| RECORDS FOR THE TASK |
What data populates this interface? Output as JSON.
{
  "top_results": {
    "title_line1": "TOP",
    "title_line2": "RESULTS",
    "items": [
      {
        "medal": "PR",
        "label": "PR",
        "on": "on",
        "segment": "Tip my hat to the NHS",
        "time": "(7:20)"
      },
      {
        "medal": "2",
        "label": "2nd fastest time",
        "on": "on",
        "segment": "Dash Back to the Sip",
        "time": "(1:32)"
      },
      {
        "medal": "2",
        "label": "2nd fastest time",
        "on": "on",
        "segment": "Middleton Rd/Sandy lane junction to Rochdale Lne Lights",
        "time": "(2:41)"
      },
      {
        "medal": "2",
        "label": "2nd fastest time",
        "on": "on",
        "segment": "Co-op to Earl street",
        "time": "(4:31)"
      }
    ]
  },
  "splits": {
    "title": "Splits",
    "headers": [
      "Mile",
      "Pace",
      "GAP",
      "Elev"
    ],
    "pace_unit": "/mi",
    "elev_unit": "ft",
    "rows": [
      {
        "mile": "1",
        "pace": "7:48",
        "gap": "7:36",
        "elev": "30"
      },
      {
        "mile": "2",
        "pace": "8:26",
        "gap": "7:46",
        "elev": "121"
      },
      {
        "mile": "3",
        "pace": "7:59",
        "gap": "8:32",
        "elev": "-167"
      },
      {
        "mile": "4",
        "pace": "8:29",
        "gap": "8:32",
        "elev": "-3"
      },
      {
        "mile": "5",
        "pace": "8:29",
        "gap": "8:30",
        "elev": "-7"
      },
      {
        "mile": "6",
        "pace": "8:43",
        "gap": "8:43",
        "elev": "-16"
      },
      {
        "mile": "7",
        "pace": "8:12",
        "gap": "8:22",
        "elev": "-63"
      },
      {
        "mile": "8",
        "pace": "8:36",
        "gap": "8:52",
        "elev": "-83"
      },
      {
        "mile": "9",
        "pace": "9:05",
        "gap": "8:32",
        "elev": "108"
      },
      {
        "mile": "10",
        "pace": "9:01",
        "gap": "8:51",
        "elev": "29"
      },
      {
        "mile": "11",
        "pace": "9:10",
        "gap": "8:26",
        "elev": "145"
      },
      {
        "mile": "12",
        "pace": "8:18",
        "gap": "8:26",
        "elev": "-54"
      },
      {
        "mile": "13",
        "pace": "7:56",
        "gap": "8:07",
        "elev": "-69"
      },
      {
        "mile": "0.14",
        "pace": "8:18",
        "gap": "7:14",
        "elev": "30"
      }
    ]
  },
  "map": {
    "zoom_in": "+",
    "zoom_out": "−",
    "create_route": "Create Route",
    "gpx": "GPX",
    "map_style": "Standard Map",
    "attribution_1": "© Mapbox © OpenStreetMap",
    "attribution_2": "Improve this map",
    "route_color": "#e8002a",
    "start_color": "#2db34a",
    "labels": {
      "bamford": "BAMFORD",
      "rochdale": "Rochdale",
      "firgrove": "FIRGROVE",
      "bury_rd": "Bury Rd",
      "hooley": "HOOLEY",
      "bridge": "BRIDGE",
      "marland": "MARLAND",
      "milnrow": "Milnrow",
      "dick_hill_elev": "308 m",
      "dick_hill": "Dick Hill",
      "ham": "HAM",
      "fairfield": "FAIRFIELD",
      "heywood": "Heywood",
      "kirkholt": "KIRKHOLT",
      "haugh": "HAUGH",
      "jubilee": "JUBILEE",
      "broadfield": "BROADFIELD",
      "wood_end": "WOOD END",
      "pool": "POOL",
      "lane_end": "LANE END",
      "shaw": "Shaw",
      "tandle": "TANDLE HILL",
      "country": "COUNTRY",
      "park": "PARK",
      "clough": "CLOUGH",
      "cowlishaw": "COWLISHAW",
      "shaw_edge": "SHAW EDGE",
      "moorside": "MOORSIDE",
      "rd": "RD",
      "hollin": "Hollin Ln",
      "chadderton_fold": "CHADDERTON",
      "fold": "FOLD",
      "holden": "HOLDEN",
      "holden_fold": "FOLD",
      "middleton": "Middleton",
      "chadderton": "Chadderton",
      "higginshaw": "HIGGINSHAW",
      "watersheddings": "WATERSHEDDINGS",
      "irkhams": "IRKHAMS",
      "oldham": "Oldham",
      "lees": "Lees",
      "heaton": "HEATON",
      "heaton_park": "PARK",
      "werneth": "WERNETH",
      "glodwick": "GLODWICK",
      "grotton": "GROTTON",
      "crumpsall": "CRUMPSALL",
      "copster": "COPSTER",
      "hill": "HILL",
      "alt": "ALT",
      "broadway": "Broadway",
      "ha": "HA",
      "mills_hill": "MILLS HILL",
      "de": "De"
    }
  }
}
* * *
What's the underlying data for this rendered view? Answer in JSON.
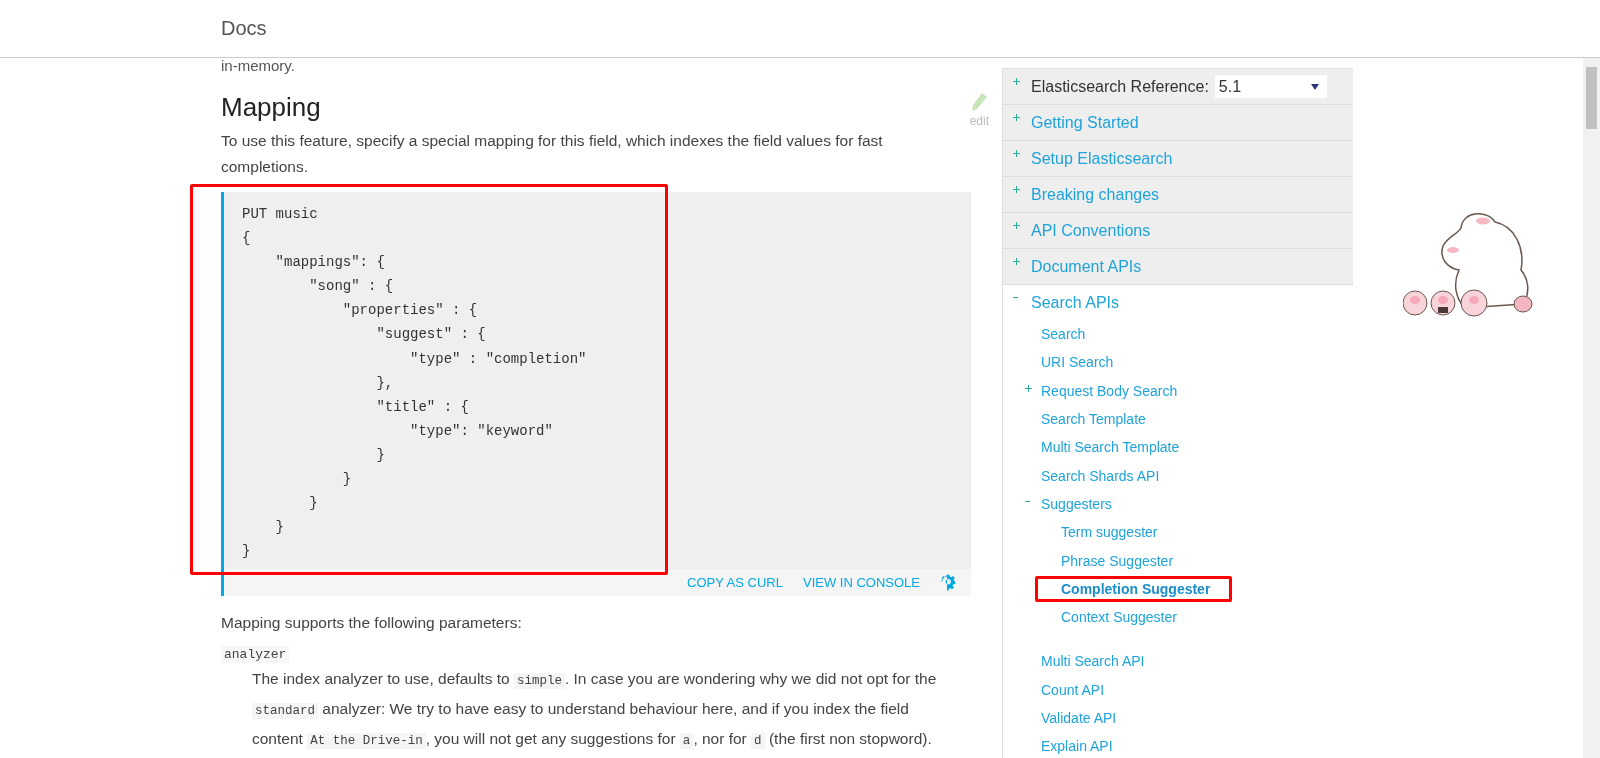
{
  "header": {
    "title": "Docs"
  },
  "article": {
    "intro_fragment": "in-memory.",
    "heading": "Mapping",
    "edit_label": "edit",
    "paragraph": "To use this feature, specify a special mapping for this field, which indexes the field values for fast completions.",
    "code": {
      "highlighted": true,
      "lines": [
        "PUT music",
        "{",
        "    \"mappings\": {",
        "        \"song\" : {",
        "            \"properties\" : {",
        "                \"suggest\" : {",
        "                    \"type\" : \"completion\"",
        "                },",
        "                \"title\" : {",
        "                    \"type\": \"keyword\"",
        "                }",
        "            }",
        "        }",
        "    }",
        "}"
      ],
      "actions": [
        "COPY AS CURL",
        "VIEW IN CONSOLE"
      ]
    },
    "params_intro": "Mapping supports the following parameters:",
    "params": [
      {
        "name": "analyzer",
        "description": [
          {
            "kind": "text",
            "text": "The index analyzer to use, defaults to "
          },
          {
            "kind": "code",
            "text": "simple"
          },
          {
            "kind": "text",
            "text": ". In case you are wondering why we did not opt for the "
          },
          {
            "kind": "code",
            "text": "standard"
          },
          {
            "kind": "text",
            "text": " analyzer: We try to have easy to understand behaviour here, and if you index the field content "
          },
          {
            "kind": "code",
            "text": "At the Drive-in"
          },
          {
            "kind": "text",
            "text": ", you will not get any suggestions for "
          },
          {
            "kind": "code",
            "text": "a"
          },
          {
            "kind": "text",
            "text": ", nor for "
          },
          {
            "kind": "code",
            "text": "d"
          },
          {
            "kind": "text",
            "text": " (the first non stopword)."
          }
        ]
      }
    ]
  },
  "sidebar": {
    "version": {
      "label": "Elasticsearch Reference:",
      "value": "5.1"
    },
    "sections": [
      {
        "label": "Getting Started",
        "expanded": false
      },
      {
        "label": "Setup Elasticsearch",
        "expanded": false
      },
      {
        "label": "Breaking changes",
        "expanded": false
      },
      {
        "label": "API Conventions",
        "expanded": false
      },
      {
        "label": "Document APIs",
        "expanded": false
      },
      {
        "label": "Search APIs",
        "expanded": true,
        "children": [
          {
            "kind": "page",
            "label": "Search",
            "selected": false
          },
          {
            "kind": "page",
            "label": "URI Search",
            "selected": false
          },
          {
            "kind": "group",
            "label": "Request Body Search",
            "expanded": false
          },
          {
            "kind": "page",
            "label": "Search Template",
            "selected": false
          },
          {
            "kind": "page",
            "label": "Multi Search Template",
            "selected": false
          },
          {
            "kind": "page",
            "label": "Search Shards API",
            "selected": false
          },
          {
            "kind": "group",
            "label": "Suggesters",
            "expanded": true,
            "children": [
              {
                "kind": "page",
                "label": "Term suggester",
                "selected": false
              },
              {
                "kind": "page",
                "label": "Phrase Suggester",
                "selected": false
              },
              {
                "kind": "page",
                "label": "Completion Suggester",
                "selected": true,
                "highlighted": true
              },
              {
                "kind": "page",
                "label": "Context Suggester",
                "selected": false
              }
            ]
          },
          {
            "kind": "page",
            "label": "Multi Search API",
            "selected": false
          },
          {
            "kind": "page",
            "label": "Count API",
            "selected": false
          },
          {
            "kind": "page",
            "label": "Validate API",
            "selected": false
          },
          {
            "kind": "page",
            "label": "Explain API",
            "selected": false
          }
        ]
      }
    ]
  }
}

| SET TASK |
Select the lines from the entries that include the word "JSON".

| CORRECT OUTPUT |
What data populates this interface? Output as JSON.
What's the underlying data for this rendered view? Answer in JSON.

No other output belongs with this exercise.